## Problem requirements
From the entries that follow, pick out all lines holding "PRIS".

(Collection entries)
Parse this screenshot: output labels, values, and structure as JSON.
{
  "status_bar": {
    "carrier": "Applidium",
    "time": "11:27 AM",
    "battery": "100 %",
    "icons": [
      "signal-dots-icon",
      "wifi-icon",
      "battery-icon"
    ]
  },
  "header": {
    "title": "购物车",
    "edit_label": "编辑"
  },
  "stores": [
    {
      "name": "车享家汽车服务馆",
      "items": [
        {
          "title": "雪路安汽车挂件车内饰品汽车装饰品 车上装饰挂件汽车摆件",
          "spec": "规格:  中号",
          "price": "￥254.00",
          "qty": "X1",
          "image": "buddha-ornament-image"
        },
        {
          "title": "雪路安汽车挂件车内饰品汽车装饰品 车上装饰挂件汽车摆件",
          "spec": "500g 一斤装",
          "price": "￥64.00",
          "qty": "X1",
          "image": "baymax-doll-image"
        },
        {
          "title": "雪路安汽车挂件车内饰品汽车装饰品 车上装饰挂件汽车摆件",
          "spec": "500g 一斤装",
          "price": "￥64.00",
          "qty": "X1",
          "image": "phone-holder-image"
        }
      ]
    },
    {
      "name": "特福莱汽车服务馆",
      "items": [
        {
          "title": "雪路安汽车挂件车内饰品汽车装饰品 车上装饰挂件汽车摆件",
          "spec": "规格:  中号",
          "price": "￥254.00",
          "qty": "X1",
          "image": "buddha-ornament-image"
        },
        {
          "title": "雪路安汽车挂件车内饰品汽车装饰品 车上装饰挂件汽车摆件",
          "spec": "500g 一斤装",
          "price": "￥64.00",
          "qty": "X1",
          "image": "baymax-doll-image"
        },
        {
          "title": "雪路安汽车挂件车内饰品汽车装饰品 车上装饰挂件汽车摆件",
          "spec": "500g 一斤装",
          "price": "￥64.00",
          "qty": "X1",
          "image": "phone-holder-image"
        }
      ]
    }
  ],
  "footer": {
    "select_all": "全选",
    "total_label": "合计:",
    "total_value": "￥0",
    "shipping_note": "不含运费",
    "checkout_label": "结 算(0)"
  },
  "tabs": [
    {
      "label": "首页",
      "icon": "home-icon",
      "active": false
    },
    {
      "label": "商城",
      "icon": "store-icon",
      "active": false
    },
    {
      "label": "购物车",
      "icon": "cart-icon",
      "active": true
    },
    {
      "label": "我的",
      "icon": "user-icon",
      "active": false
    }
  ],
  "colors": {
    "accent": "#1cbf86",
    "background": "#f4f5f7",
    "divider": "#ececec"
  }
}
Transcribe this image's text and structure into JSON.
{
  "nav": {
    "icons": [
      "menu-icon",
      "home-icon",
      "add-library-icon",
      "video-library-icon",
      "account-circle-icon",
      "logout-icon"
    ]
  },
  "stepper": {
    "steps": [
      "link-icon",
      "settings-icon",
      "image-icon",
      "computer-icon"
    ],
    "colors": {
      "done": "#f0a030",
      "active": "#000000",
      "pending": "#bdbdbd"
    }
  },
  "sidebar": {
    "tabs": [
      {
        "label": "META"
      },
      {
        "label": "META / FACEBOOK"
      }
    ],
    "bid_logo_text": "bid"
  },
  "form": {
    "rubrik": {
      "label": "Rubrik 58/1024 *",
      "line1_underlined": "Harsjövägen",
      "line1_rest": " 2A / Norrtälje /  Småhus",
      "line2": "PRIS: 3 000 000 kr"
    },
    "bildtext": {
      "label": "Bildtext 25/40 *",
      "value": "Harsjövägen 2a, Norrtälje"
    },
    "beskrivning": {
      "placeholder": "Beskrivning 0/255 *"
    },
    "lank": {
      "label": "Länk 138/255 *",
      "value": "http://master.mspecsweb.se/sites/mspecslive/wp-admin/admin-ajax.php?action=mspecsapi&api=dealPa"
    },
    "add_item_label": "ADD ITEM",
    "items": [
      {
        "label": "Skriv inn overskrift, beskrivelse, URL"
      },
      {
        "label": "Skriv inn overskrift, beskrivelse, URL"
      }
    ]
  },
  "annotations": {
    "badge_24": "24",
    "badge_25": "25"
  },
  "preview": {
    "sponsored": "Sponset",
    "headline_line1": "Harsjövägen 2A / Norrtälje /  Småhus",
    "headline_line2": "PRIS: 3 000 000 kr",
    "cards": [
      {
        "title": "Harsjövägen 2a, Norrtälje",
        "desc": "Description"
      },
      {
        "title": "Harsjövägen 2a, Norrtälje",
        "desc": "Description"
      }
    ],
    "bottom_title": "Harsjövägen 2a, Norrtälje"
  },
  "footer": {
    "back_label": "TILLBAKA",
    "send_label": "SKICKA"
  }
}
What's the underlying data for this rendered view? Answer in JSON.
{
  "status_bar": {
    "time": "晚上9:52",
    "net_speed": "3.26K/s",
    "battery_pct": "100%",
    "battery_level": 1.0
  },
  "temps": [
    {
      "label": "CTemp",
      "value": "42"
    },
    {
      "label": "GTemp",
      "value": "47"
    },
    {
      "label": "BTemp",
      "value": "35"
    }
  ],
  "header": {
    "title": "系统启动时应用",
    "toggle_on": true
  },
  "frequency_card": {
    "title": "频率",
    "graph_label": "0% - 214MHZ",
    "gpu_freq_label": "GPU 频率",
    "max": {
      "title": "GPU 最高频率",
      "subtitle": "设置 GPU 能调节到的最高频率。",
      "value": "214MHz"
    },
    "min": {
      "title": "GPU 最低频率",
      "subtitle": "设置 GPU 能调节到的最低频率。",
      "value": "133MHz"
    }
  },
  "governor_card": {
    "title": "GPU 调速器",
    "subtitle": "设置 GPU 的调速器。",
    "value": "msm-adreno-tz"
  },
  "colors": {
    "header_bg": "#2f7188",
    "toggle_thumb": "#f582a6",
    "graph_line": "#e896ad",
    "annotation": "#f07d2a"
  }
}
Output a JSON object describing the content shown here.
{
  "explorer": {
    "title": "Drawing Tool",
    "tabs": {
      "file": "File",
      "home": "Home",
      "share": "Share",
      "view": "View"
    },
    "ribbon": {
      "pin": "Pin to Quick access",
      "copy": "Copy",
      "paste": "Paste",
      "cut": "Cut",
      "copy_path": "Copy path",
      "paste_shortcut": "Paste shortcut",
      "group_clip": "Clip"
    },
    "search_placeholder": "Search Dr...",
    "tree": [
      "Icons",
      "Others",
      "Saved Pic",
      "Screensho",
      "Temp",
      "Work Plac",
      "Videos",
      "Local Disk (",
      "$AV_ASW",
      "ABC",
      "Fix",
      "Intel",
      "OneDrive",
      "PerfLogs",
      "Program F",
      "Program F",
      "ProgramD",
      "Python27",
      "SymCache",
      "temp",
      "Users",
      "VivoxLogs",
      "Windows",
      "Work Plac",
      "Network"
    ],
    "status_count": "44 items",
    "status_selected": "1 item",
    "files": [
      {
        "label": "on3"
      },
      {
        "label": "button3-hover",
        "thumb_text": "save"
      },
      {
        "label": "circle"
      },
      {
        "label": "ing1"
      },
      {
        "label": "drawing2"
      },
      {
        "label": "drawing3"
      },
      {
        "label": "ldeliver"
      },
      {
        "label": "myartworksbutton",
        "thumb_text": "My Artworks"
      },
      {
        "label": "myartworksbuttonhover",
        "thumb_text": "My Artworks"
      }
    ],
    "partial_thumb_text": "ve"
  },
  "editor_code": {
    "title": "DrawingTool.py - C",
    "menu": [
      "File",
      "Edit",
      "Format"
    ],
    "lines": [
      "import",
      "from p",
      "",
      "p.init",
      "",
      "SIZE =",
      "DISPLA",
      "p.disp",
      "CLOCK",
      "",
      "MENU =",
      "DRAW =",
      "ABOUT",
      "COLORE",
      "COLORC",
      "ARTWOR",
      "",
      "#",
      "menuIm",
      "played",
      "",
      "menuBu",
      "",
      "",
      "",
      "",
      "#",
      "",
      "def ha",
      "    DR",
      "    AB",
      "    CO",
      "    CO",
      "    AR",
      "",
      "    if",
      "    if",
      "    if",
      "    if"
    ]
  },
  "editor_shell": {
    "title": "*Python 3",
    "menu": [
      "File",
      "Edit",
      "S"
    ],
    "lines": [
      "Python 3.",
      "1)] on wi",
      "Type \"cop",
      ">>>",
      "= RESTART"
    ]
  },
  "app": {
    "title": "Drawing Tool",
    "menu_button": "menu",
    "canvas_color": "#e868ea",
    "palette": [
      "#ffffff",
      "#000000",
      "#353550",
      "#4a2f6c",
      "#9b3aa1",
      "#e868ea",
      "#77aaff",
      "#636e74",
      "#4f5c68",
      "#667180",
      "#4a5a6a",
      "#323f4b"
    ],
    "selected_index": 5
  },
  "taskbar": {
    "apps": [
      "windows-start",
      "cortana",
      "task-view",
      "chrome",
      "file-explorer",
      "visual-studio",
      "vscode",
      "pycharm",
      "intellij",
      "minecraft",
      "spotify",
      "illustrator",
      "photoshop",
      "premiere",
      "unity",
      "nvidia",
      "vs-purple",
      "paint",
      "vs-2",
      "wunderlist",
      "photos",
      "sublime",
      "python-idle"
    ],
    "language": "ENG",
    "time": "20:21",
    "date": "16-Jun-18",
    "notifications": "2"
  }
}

## Solution
      "line2": "PRIS: 3 000 000 kr"
    "headline_line2": "PRIS: 3 000 000 kr",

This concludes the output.